** START OF RECORDS FOR THIS TASK **
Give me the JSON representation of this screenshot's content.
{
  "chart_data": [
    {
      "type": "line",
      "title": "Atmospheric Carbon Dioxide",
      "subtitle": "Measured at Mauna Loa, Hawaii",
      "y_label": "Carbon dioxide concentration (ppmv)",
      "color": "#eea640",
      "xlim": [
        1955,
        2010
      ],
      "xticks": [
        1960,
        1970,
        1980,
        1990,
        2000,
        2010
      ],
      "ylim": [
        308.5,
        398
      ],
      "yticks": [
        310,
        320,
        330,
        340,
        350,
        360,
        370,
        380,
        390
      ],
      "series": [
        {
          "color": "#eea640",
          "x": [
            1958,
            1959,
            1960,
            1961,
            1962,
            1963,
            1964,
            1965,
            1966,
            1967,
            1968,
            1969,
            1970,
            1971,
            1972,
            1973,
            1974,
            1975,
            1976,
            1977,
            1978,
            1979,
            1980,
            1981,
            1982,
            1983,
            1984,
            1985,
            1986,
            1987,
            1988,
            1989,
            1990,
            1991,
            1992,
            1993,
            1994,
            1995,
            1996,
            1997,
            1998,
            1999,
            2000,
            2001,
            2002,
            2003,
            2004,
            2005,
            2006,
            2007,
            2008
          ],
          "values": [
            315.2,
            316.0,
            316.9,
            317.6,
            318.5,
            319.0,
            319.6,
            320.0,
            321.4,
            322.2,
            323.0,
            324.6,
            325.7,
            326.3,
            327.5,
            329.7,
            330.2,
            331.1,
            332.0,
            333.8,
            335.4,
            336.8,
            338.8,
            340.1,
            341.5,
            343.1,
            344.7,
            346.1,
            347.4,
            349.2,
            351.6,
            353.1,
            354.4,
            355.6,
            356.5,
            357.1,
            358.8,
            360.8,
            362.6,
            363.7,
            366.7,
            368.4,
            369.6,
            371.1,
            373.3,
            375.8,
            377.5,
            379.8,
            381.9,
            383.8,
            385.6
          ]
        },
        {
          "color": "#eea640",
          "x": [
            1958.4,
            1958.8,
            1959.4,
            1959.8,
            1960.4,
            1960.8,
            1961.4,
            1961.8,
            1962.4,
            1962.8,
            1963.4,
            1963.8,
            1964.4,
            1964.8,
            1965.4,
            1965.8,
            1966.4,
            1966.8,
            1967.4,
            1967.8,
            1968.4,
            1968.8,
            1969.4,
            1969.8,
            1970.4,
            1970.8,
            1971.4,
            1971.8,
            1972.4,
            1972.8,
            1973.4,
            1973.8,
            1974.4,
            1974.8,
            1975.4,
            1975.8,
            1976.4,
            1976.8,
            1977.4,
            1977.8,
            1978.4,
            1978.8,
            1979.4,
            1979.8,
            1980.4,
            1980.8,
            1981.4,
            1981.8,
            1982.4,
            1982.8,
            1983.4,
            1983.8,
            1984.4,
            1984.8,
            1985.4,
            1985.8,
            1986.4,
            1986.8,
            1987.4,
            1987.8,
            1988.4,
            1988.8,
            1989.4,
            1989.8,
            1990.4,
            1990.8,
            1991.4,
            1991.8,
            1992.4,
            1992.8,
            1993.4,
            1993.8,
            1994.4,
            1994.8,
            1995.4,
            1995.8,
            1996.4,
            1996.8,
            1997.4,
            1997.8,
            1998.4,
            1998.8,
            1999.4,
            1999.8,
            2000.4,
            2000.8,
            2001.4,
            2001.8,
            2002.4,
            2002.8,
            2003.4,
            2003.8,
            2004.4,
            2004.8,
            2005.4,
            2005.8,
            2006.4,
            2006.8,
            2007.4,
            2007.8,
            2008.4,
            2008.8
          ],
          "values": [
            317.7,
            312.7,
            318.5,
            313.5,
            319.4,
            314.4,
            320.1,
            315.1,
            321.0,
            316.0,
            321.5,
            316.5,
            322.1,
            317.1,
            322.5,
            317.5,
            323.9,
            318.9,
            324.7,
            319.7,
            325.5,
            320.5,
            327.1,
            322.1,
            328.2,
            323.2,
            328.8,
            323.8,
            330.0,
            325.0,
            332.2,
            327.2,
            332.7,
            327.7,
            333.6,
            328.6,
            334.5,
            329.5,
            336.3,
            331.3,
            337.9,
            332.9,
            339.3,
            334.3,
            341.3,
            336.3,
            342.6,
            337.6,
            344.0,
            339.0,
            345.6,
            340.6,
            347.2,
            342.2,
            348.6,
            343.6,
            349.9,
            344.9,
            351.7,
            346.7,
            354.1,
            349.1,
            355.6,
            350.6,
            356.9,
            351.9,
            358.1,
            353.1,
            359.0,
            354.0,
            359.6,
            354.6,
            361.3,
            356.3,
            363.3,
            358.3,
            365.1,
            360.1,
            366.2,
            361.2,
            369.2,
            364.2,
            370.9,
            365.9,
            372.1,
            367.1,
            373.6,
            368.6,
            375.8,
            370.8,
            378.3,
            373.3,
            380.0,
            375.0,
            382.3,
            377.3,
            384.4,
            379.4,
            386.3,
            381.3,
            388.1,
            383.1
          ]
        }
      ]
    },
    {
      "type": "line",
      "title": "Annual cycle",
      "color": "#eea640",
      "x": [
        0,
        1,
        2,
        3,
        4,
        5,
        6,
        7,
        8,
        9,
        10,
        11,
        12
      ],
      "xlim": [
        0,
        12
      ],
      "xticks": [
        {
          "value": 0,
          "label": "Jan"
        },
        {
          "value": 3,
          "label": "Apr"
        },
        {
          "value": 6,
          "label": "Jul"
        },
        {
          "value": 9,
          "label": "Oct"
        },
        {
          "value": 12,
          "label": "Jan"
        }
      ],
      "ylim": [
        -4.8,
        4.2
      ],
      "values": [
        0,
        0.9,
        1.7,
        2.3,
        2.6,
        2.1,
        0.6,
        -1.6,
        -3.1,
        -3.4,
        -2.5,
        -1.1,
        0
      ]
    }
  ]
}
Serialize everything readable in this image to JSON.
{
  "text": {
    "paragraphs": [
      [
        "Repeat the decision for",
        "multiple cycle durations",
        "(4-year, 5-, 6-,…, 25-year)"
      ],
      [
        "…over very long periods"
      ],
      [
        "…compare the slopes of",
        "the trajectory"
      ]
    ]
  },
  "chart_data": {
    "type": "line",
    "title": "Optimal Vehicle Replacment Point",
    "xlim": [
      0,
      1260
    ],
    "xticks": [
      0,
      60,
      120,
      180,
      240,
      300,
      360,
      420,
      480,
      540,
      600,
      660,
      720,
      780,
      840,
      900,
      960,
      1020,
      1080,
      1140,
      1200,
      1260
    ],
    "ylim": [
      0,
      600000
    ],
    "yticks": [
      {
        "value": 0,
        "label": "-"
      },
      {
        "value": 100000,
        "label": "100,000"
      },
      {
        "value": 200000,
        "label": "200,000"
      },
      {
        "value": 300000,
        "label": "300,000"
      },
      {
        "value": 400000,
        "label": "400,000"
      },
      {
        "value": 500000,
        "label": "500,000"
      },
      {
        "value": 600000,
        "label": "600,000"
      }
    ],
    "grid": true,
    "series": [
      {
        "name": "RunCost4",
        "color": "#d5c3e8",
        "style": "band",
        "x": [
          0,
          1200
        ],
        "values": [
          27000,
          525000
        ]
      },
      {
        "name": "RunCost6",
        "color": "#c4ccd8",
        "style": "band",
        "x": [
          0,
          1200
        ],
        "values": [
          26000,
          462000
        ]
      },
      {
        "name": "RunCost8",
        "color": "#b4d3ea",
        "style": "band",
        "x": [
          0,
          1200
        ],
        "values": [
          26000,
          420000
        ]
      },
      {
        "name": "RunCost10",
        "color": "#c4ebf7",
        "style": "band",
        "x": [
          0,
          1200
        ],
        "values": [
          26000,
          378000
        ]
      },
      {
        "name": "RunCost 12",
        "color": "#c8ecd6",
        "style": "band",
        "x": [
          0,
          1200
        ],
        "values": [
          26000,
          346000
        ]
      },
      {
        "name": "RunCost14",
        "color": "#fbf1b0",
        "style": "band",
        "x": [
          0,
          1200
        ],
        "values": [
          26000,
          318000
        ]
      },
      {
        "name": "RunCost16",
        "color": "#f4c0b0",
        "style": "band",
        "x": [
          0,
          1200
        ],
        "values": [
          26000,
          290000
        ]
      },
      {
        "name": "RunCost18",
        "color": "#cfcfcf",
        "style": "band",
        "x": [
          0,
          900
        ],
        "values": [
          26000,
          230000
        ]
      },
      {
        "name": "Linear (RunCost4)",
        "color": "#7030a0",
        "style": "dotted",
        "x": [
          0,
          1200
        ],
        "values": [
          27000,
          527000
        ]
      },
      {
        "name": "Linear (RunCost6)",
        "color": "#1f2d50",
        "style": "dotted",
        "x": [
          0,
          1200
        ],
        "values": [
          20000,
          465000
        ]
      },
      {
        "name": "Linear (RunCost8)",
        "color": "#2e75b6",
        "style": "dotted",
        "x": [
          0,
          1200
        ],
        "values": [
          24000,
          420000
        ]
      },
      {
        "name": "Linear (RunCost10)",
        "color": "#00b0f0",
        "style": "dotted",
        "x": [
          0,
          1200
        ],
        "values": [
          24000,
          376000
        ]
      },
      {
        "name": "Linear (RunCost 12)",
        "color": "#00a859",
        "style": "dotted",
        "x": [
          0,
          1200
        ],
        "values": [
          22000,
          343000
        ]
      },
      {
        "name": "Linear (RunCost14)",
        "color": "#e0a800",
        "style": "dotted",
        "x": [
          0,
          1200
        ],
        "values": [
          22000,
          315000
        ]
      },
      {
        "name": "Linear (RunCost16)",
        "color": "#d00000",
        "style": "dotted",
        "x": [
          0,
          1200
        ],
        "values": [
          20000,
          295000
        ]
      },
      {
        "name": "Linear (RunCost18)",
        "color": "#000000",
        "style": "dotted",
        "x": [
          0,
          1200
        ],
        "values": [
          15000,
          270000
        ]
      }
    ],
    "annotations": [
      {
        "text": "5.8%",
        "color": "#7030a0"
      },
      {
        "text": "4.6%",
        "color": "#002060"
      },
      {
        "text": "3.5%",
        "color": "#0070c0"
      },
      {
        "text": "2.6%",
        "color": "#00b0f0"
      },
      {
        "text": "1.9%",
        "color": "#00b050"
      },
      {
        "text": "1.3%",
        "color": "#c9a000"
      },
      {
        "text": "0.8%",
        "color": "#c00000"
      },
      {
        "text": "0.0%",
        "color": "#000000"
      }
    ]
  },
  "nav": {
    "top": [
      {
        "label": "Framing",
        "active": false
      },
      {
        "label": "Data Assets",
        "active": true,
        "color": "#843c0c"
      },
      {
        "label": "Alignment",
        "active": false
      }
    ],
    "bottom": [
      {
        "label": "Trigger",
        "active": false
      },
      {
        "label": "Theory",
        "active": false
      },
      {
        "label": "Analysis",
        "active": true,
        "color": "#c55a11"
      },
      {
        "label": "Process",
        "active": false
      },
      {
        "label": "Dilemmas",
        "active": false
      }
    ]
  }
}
** END OF RECORDS FOR THIS TASK **
Scan the material above. Copy each line that holds the word "JSON".

_OUTPUT:_
Give me the JSON representation of this screenshot's content.
Serialize everything readable in this image to JSON.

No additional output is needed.